> _Stored data_:
· · · · · · ·
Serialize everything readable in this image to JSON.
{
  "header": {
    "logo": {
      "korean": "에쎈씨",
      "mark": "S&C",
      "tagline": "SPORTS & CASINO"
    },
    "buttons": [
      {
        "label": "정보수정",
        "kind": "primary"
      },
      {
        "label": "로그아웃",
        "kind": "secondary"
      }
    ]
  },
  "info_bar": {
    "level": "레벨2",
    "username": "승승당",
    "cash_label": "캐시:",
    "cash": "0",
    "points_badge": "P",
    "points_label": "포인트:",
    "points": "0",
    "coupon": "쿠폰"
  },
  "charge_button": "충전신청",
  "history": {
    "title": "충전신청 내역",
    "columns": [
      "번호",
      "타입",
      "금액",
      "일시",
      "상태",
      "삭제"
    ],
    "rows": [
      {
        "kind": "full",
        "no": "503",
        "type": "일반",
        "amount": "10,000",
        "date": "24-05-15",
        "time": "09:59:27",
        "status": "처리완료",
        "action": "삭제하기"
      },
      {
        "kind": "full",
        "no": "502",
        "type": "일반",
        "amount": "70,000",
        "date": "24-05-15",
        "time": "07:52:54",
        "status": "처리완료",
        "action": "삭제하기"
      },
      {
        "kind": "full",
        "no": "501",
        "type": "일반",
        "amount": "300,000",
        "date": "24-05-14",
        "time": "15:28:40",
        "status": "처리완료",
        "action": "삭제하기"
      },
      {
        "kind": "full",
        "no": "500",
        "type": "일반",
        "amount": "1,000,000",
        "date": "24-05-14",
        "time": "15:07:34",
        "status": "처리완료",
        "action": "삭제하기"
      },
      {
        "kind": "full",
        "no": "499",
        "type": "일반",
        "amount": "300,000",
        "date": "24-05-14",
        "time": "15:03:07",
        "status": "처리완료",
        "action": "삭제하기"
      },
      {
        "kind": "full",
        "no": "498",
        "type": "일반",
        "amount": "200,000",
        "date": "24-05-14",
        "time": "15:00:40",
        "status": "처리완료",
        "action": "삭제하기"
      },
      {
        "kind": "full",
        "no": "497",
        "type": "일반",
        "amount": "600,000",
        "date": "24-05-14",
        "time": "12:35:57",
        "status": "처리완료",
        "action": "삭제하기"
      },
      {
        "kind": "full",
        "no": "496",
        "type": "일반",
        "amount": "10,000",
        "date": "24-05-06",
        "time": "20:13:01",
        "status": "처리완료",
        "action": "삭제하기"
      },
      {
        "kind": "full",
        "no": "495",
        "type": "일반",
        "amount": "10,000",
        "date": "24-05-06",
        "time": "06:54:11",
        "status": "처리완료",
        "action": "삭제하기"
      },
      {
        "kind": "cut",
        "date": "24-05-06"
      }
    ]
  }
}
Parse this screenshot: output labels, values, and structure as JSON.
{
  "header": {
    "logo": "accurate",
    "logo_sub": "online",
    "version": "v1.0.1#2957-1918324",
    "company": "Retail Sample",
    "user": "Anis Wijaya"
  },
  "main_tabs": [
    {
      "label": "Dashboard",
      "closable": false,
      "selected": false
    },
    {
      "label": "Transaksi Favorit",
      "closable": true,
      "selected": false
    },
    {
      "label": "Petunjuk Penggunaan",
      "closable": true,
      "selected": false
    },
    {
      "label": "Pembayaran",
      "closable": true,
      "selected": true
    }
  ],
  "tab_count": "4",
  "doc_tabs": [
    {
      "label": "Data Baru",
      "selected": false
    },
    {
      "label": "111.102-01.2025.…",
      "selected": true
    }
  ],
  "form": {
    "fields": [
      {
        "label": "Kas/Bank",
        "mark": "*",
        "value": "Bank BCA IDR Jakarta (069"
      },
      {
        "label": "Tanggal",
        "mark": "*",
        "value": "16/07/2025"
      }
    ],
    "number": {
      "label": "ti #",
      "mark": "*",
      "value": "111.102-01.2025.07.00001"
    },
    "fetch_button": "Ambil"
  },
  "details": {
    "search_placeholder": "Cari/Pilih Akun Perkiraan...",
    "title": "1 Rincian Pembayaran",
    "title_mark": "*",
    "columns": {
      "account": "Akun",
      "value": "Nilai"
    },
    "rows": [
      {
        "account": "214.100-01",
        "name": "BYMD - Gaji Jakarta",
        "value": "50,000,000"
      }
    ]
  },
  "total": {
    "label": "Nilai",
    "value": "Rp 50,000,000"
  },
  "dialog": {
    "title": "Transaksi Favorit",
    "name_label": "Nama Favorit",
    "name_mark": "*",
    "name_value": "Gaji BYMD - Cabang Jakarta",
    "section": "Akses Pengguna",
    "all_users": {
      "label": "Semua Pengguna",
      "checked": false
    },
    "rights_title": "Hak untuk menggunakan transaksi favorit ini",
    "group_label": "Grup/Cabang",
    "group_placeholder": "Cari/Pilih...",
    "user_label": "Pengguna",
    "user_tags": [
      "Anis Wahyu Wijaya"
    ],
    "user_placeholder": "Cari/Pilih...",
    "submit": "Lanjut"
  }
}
· · · · · · ·
> _EXERCISE GOAL_: Return every line of the material exactly.

> _ANSWER_:
Serialize everything readable in this image to JSON.
{
  "header": {
    "logo": {
      "korean": "에쎈씨",
      "mark": "S&C",
      "tagline": "SPORTS & CASINO"
    },
    "buttons": [
      {
        "label": "정보수정",
        "kind": "primary"
      },
      {
        "label": "로그아웃",
        "kind": "secondary"
      }
    ]
  },
  "info_bar": {
    "level": "레벨2",
    "username": "승승당",
    "cash_label": "캐시:",
    "cash": "0",
    "points_badge": "P",
    "points_label": "포인트:",
    "points": "0",
    "coupon": "쿠폰"
  },
  "charge_button": "충전신청",
  "history": {
    "title": "충전신청 내역",
    "columns": [
      "번호",
      "타입",
      "금액",
      "일시",
      "상태",
      "삭제"
    ],
    "rows": [
      {
        "kind": "full",
        "no": "503",
        "type": "일반",
        "amount": "10,000",
        "date": "24-05-15",
        "time": "09:59:27",
        "status": "처리완료",
        "action": "삭제하기"
      },
      {
        "kind": "full",
        "no": "502",
        "type": "일반",
        "amount": "70,000",
        "date": "24-05-15",
        "time": "07:52:54",
        "status": "처리완료",
        "action": "삭제하기"
      },
      {
        "kind": "full",
        "no": "501",
        "type": "일반",
        "amount": "300,000",
        "date": "24-05-14",
        "time": "15:28:40",
        "status": "처리완료",
        "action": "삭제하기"
      },
      {
        "kind": "full",
        "no": "500",
        "type": "일반",
        "amount": "1,000,000",
        "date": "24-05-14",
        "time": "15:07:34",
        "status": "처리완료",
        "action": "삭제하기"
      },
      {
        "kind": "full",
        "no": "499",
        "type": "일반",
        "amount": "300,000",
        "date": "24-05-14",
        "time": "15:03:07",
        "status": "처리완료",
        "action": "삭제하기"
      },
      {
        "kind": "full",
        "no": "498",
        "type": "일반",
        "amount": "200,000",
        "date": "24-05-14",
        "time": "15:00:40",
        "status": "처리완료",
        "action": "삭제하기"
      },
      {
        "kind": "full",
        "no": "497",
        "type": "일반",
        "amount": "600,000",
        "date": "24-05-14",
        "time": "12:35:57",
        "status": "처리완료",
        "action": "삭제하기"
      },
      {
        "kind": "full",
        "no": "496",
        "type": "일반",
        "amount": "10,000",
        "date": "24-05-06",
        "time": "20:13:01",
        "status": "처리완료",
        "action": "삭제하기"
      },
      {
        "kind": "full",
        "no": "495",
        "type": "일반",
        "amount": "10,000",
        "date": "24-05-06",
        "time": "06:54:11",
        "status": "처리완료",
        "action": "삭제하기"
      },
      {
        "kind": "cut",
        "date": "24-05-06"
      }
    ]
  }
}
Parse this screenshot: output labels, values, and structure as JSON.
{
  "header": {
    "logo": "accurate",
    "logo_sub": "online",
    "version": "v1.0.1#2957-1918324",
    "company": "Retail Sample",
    "user": "Anis Wijaya"
  },
  "main_tabs": [
    {
      "label": "Dashboard",
      "closable": false,
      "selected": false
    },
    {
      "label": "Transaksi Favorit",
      "closable": true,
      "selected": false
    },
    {
      "label": "Petunjuk Penggunaan",
      "closable": true,
      "selected": false
    },
    {
      "label": "Pembayaran",
      "closable": true,
      "selected": true
    }
  ],
  "tab_count": "4",
  "doc_tabs": [
    {
      "label": "Data Baru",
      "selected": false
    },
    {
      "label": "111.102-01.2025.…",
      "selected": true
    }
  ],
  "form": {
    "fields": [
      {
        "label": "Kas/Bank",
        "mark": "*",
        "value": "Bank BCA IDR Jakarta (069"
      },
      {
        "label": "Tanggal",
        "mark": "*",
        "value": "16/07/2025"
      }
    ],
    "number": {
      "label": "ti #",
      "mark": "*",
      "value": "111.102-01.2025.07.00001"
    },
    "fetch_button": "Ambil"
  },
  "details": {
    "search_placeholder": "Cari/Pilih Akun Perkiraan...",
    "title": "1 Rincian Pembayaran",
    "title_mark": "*",
    "columns": {
      "account": "Akun",
      "value": "Nilai"
    },
    "rows": [
      {
        "account": "214.100-01",
        "name": "BYMD - Gaji Jakarta",
        "value": "50,000,000"
      }
    ]
  },
  "total": {
    "label": "Nilai",
    "value": "Rp 50,000,000"
  },
  "dialog": {
    "title": "Transaksi Favorit",
    "name_label": "Nama Favorit",
    "name_mark": "*",
    "name_value": "Gaji BYMD - Cabang Jakarta",
    "section": "Akses Pengguna",
    "all_users": {
      "label": "Semua Pengguna",
      "checked": false
    },
    "rights_title": "Hak untuk menggunakan transaksi favorit ini",
    "group_label": "Grup/Cabang",
    "group_placeholder": "Cari/Pilih...",
    "user_label": "Pengguna",
    "user_tags": [
      "Anis Wahyu Wijaya"
    ],
    "user_placeholder": "Cari/Pilih...",
    "submit": "Lanjut"
  }
}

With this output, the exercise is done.